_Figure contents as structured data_
* * * * *

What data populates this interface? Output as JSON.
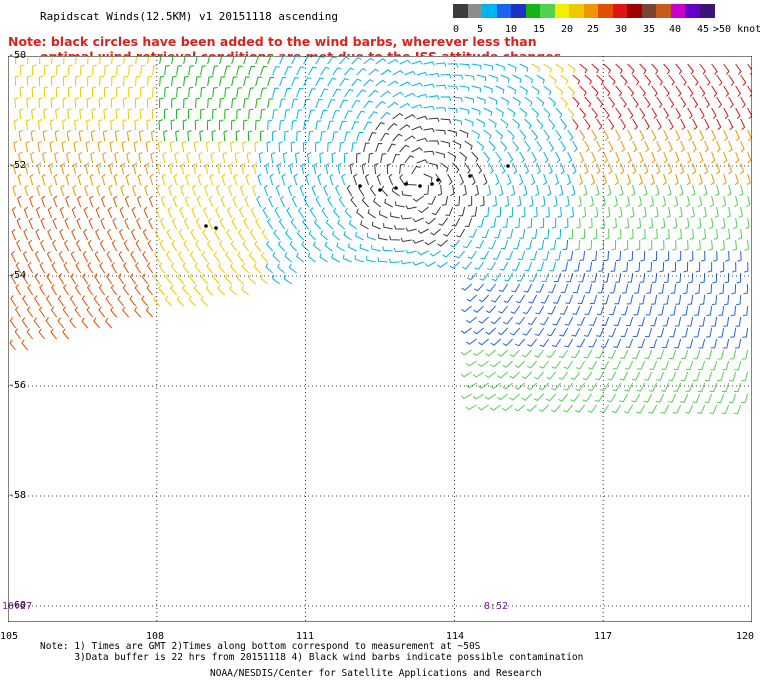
{
  "title": "Rapidscat Winds(12.5KM) v1 20151118 ascending",
  "note": {
    "line1": "Note: black circles have been added to the wind barbs, wherever less than",
    "line2": "optimal wind retrieval conditions are met due to the ISS attitude changes."
  },
  "color_scale": {
    "colors": [
      "#3c3c3c",
      "#8c8c8c",
      "#00b4f0",
      "#1e64f0",
      "#1e32c8",
      "#14b414",
      "#50d250",
      "#f0f000",
      "#f0c800",
      "#f09600",
      "#e05000",
      "#e01414",
      "#a00000",
      "#7a4632",
      "#c85a1e",
      "#c800c8",
      "#6400c8",
      "#3c1478"
    ],
    "labels": [
      "0",
      "5",
      "10",
      "15",
      "20",
      "25",
      "30",
      "35",
      "40",
      "45",
      ">50 knots"
    ]
  },
  "map": {
    "lat_labels": [
      "-50",
      "-52",
      "-54",
      "-56",
      "-58",
      "-60"
    ],
    "lon_labels": [
      "105",
      "108",
      "111",
      "114",
      "117",
      "120"
    ],
    "time_labels": [
      "10:27",
      "8:52"
    ]
  },
  "footnote": "Note: 1) Times are GMT 2)Times along bottom correspond to measurement at ~50S\n      3)Data buffer is 22 hrs from 20151118 4) Black wind barbs indicate possible contamination",
  "credit": "NOAA/NESDIS/Center for Satellite Applications and Research"
}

* * * * *

_Set exercise_
Return the listing above unchanged, apart from dropping its pictures.

_Worked answer_
What data populates this interface? Output as JSON.
{
  "title": "Rapidscat Winds(12.5KM) v1 20151118 ascending",
  "note": {
    "line1": "Note: black circles have been added to the wind barbs, wherever less than",
    "line2": "optimal wind retrieval conditions are met due to the ISS attitude changes."
  },
  "color_scale": {
    "colors": [
      "#3c3c3c",
      "#8c8c8c",
      "#00b4f0",
      "#1e64f0",
      "#1e32c8",
      "#14b414",
      "#50d250",
      "#f0f000",
      "#f0c800",
      "#f09600",
      "#e05000",
      "#e01414",
      "#a00000",
      "#7a4632",
      "#c85a1e",
      "#c800c8",
      "#6400c8",
      "#3c1478"
    ],
    "labels": [
      "0",
      "5",
      "10",
      "15",
      "20",
      "25",
      "30",
      "35",
      "40",
      "45",
      ">50 knots"
    ]
  },
  "map": {
    "lat_labels": [
      "-50",
      "-52",
      "-54",
      "-56",
      "-58",
      "-60"
    ],
    "lon_labels": [
      "105",
      "108",
      "111",
      "114",
      "117",
      "120"
    ],
    "time_labels": [
      "10:27",
      "8:52"
    ]
  },
  "footnote": "Note: 1) Times are GMT 2)Times along bottom correspond to measurement at ~50S\n      3)Data buffer is 22 hrs from 20151118 4) Black wind barbs indicate possible contamination",
  "credit": "NOAA/NESDIS/Center for Satellite Applications and Research"
}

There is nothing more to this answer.